* **What this task involves**
Report every line in the listing below where the string "Verzerrungsenergiefunktion" shows up.

Source records
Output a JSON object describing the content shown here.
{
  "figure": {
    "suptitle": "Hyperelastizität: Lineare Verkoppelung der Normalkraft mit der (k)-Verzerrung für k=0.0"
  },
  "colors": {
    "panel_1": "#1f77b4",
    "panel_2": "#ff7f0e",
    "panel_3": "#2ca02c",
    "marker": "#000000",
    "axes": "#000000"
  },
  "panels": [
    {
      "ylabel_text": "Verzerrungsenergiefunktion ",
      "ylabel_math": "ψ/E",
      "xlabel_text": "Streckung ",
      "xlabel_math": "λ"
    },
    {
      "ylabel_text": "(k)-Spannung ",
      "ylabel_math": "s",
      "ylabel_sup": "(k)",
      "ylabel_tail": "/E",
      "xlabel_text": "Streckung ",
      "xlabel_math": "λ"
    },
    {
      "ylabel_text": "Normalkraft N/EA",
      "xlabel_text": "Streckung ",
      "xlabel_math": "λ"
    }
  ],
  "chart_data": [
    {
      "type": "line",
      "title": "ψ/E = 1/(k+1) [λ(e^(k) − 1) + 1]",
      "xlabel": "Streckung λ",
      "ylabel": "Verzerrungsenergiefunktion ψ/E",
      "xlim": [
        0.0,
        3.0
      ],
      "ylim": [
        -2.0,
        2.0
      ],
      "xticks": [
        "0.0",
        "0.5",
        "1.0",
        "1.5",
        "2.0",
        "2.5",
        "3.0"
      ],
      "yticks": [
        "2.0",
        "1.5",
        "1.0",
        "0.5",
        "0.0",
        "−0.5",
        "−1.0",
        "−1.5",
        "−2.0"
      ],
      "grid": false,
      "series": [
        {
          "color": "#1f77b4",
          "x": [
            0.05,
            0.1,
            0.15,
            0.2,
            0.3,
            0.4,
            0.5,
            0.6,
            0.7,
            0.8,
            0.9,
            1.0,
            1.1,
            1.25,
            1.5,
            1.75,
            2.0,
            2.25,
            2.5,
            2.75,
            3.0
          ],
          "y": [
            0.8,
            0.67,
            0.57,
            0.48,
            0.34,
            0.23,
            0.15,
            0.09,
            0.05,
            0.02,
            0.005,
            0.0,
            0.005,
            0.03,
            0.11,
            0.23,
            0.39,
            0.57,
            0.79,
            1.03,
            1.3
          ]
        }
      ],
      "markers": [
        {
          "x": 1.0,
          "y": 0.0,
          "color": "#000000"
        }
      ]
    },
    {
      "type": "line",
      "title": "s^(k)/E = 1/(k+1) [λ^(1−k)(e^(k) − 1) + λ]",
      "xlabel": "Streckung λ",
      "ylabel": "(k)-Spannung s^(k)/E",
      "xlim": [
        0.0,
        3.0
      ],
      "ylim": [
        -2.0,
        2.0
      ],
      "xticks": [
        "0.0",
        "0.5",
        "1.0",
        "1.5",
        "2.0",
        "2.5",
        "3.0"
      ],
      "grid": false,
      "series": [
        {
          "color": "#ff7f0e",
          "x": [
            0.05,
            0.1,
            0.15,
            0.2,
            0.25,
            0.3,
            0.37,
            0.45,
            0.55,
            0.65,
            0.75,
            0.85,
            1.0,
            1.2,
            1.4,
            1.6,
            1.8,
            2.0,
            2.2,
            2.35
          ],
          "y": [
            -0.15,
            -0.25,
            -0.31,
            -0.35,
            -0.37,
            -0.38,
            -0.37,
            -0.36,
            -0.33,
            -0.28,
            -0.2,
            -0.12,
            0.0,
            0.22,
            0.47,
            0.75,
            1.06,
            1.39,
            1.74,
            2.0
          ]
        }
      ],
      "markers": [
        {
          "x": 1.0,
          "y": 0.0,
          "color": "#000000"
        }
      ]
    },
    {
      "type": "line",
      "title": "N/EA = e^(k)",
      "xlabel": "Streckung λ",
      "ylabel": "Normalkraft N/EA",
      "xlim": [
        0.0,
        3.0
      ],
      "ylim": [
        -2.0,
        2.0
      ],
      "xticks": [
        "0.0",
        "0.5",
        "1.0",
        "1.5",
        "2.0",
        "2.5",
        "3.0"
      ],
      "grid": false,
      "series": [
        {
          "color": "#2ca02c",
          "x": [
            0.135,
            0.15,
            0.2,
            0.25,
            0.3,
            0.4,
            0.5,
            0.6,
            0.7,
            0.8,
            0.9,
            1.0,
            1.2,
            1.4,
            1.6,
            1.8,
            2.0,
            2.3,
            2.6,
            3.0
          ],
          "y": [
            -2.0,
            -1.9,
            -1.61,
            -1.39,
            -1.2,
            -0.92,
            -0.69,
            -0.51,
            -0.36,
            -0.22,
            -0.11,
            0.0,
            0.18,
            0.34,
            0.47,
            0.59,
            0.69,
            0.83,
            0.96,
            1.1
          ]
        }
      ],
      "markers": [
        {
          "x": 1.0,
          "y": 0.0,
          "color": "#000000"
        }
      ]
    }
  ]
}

* **Task response**
      "ylabel_text": "Verzerrungsenergiefunktion ",
      "ylabel": "Verzerrungsenergiefunktion ψ/E",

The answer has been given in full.